[start]

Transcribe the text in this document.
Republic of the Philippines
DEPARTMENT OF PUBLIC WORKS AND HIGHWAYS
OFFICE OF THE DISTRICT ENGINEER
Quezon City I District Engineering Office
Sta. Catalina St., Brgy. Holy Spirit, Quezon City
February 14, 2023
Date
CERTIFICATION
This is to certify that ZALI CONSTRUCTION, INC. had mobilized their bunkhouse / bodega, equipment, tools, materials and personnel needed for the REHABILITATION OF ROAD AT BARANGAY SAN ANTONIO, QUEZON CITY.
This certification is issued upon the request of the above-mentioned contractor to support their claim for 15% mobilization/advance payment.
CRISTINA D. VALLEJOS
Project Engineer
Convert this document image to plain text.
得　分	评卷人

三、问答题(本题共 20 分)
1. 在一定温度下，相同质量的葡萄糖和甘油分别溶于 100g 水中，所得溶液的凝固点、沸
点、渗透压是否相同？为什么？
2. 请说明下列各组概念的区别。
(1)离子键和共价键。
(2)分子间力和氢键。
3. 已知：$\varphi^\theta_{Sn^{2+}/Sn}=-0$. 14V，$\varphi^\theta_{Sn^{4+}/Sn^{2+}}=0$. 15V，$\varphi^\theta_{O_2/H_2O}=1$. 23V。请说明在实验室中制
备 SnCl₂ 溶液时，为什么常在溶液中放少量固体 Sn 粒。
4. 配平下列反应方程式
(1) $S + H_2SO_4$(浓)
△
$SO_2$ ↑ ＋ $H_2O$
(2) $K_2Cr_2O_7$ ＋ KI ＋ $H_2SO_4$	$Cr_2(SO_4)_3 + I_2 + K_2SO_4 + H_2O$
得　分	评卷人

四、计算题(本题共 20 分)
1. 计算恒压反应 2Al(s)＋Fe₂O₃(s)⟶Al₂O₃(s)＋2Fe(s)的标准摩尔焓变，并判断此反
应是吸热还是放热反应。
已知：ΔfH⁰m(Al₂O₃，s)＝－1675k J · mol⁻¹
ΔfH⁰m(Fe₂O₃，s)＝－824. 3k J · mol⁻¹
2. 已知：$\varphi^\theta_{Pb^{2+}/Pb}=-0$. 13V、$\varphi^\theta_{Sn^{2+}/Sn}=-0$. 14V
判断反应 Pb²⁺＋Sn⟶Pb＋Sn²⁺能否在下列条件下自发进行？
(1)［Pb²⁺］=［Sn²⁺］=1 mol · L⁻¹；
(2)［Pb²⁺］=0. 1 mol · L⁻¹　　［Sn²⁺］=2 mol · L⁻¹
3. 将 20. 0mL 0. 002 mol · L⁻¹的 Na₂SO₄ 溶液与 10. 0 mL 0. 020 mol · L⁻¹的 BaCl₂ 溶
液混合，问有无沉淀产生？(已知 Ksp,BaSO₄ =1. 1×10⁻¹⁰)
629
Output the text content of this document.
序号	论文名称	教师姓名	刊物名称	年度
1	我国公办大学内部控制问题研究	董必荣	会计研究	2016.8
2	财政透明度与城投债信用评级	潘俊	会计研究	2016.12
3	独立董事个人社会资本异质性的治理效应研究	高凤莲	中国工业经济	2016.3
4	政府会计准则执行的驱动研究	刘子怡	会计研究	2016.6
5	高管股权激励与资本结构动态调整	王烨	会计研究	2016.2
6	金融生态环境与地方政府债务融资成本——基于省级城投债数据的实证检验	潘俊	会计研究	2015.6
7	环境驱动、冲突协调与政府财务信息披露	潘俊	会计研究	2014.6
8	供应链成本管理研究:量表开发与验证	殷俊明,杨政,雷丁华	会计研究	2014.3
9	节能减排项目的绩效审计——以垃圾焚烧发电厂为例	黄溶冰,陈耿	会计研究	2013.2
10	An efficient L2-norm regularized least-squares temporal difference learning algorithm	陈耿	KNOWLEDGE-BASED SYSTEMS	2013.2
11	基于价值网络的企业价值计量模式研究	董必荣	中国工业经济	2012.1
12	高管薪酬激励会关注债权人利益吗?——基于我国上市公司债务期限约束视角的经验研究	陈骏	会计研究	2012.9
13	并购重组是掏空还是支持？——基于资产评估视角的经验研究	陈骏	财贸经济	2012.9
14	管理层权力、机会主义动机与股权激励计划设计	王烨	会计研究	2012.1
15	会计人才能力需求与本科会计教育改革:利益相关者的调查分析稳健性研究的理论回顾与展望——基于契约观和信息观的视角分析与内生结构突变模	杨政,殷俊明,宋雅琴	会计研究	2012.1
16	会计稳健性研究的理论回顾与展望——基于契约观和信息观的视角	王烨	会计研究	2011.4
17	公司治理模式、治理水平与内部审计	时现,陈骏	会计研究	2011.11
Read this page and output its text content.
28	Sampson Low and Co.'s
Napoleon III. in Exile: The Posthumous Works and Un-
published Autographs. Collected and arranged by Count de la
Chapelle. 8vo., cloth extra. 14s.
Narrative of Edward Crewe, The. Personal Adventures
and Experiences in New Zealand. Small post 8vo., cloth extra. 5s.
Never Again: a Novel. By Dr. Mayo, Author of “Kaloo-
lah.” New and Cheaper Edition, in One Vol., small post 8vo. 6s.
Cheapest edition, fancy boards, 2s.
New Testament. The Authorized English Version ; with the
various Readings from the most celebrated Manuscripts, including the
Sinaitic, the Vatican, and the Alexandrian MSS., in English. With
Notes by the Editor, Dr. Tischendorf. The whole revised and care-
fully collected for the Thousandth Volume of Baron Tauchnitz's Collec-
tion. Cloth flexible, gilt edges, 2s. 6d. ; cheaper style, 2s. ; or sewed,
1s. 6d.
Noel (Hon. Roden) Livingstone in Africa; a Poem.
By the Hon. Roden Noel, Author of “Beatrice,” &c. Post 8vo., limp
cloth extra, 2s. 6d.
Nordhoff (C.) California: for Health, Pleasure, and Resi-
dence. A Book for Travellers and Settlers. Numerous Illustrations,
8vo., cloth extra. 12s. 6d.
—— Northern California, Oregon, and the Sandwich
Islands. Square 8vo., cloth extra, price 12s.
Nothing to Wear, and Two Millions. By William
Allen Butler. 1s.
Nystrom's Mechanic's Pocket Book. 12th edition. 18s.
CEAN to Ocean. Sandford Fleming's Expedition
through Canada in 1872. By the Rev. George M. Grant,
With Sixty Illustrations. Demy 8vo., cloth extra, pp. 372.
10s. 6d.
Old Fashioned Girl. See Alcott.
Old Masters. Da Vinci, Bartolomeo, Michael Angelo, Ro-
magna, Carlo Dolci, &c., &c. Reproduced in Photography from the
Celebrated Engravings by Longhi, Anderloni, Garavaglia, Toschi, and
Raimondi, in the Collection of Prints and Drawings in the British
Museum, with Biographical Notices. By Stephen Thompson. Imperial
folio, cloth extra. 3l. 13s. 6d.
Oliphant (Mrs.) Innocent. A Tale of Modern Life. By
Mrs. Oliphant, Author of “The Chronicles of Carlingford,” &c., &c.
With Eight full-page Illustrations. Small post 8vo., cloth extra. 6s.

[end]

[Set problem]: Retype the material in full. Each word must match.

[Correct answer]:
Transcribe the text in this document.
Republic of the Philippines
DEPARTMENT OF PUBLIC WORKS AND HIGHWAYS
OFFICE OF THE DISTRICT ENGINEER
Quezon City I District Engineering Office
Sta. Catalina St., Brgy. Holy Spirit, Quezon City
February 14, 2023
Date
CERTIFICATION
This is to certify that ZALI CONSTRUCTION, INC. had mobilized their bunkhouse / bodega, equipment, tools, materials and personnel needed for the REHABILITATION OF ROAD AT BARANGAY SAN ANTONIO, QUEZON CITY.
This certification is issued upon the request of the above-mentioned contractor to support their claim for 15% mobilization/advance payment.
CRISTINA D. VALLEJOS
Project Engineer
Convert this document image to plain text.
得　分	评卷人

三、问答题(本题共 20 分)
1. 在一定温度下，相同质量的葡萄糖和甘油分别溶于 100g 水中，所得溶液的凝固点、沸
点、渗透压是否相同？为什么？
2. 请说明下列各组概念的区别。
(1)离子键和共价键。
(2)分子间力和氢键。
3. 已知：$\varphi^\theta_{Sn^{2+}/Sn}=-0$. 14V，$\varphi^\theta_{Sn^{4+}/Sn^{2+}}=0$. 15V，$\varphi^\theta_{O_2/H_2O}=1$. 23V。请说明在实验室中制
备 SnCl₂ 溶液时，为什么常在溶液中放少量固体 Sn 粒。
4. 配平下列反应方程式
(1) $S + H_2SO_4$(浓)
△
$SO_2$ ↑ ＋ $H_2O$
(2) $K_2Cr_2O_7$ ＋ KI ＋ $H_2SO_4$	$Cr_2(SO_4)_3 + I_2 + K_2SO_4 + H_2O$
得　分	评卷人

四、计算题(本题共 20 分)
1. 计算恒压反应 2Al(s)＋Fe₂O₃(s)⟶Al₂O₃(s)＋2Fe(s)的标准摩尔焓变，并判断此反
应是吸热还是放热反应。
已知：ΔfH⁰m(Al₂O₃，s)＝－1675k J · mol⁻¹
ΔfH⁰m(Fe₂O₃，s)＝－824. 3k J · mol⁻¹
2. 已知：$\varphi^\theta_{Pb^{2+}/Pb}=-0$. 13V、$\varphi^\theta_{Sn^{2+}/Sn}=-0$. 14V
判断反应 Pb²⁺＋Sn⟶Pb＋Sn²⁺能否在下列条件下自发进行？
(1)［Pb²⁺］=［Sn²⁺］=1 mol · L⁻¹；
(2)［Pb²⁺］=0. 1 mol · L⁻¹　　［Sn²⁺］=2 mol · L⁻¹
3. 将 20. 0mL 0. 002 mol · L⁻¹的 Na₂SO₄ 溶液与 10. 0 mL 0. 020 mol · L⁻¹的 BaCl₂ 溶
液混合，问有无沉淀产生？(已知 Ksp,BaSO₄ =1. 1×10⁻¹⁰)
629
Output the text content of this document.
序号	论文名称	教师姓名	刊物名称	年度
1	我国公办大学内部控制问题研究	董必荣	会计研究	2016.8
2	财政透明度与城投债信用评级	潘俊	会计研究	2016.12
3	独立董事个人社会资本异质性的治理效应研究	高凤莲	中国工业经济	2016.3
4	政府会计准则执行的驱动研究	刘子怡	会计研究	2016.6
5	高管股权激励与资本结构动态调整	王烨	会计研究	2016.2
6	金融生态环境与地方政府债务融资成本——基于省级城投债数据的实证检验	潘俊	会计研究	2015.6
7	环境驱动、冲突协调与政府财务信息披露	潘俊	会计研究	2014.6
8	供应链成本管理研究:量表开发与验证	殷俊明,杨政,雷丁华	会计研究	2014.3
9	节能减排项目的绩效审计——以垃圾焚烧发电厂为例	黄溶冰,陈耿	会计研究	2013.2
10	An efficient L2-norm regularized least-squares temporal difference learning algorithm	陈耿	KNOWLEDGE-BASED SYSTEMS	2013.2
11	基于价值网络的企业价值计量模式研究	董必荣	中国工业经济	2012.1
12	高管薪酬激励会关注债权人利益吗?——基于我国上市公司债务期限约束视角的经验研究	陈骏	会计研究	2012.9
13	并购重组是掏空还是支持？——基于资产评估视角的经验研究	陈骏	财贸经济	2012.9
14	管理层权力、机会主义动机与股权激励计划设计	王烨	会计研究	2012.1
15	会计人才能力需求与本科会计教育改革:利益相关者的调查分析稳健性研究的理论回顾与展望——基于契约观和信息观的视角分析与内生结构突变模	杨政,殷俊明,宋雅琴	会计研究	2012.1
16	会计稳健性研究的理论回顾与展望——基于契约观和信息观的视角	王烨	会计研究	2011.4
17	公司治理模式、治理水平与内部审计	时现,陈骏	会计研究	2011.11
Read this page and output its text content.
28	Sampson Low and Co.'s
Napoleon III. in Exile: The Posthumous Works and Un-
published Autographs. Collected and arranged by Count de la
Chapelle. 8vo., cloth extra. 14s.
Narrative of Edward Crewe, The. Personal Adventures
and Experiences in New Zealand. Small post 8vo., cloth extra. 5s.
Never Again: a Novel. By Dr. Mayo, Author of “Kaloo-
lah.” New and Cheaper Edition, in One Vol., small post 8vo. 6s.
Cheapest edition, fancy boards, 2s.
New Testament. The Authorized English Version ; with the
various Readings from the most celebrated Manuscripts, including the
Sinaitic, the Vatican, and the Alexandrian MSS., in English. With
Notes by the Editor, Dr. Tischendorf. The whole revised and care-
fully collected for the Thousandth Volume of Baron Tauchnitz's Collec-
tion. Cloth flexible, gilt edges, 2s. 6d. ; cheaper style, 2s. ; or sewed,
1s. 6d.
Noel (Hon. Roden) Livingstone in Africa; a Poem.
By the Hon. Roden Noel, Author of “Beatrice,” &c. Post 8vo., limp
cloth extra, 2s. 6d.
Nordhoff (C.) California: for Health, Pleasure, and Resi-
dence. A Book for Travellers and Settlers. Numerous Illustrations,
8vo., cloth extra. 12s. 6d.
—— Northern California, Oregon, and the Sandwich
Islands. Square 8vo., cloth extra, price 12s.
Nothing to Wear, and Two Millions. By William
Allen Butler. 1s.
Nystrom's Mechanic's Pocket Book. 12th edition. 18s.
CEAN to Ocean. Sandford Fleming's Expedition
through Canada in 1872. By the Rev. George M. Grant,
With Sixty Illustrations. Demy 8vo., cloth extra, pp. 372.
10s. 6d.
Old Fashioned Girl. See Alcott.
Old Masters. Da Vinci, Bartolomeo, Michael Angelo, Ro-
magna, Carlo Dolci, &c., &c. Reproduced in Photography from the
Celebrated Engravings by Longhi, Anderloni, Garavaglia, Toschi, and
Raimondi, in the Collection of Prints and Drawings in the British
Museum, with Biographical Notices. By Stephen Thompson. Imperial
folio, cloth extra. 3l. 13s. 6d.
Oliphant (Mrs.) Innocent. A Tale of Modern Life. By
Mrs. Oliphant, Author of “The Chronicles of Carlingford,” &c., &c.
With Eight full-page Illustrations. Small post 8vo., cloth extra. 6s.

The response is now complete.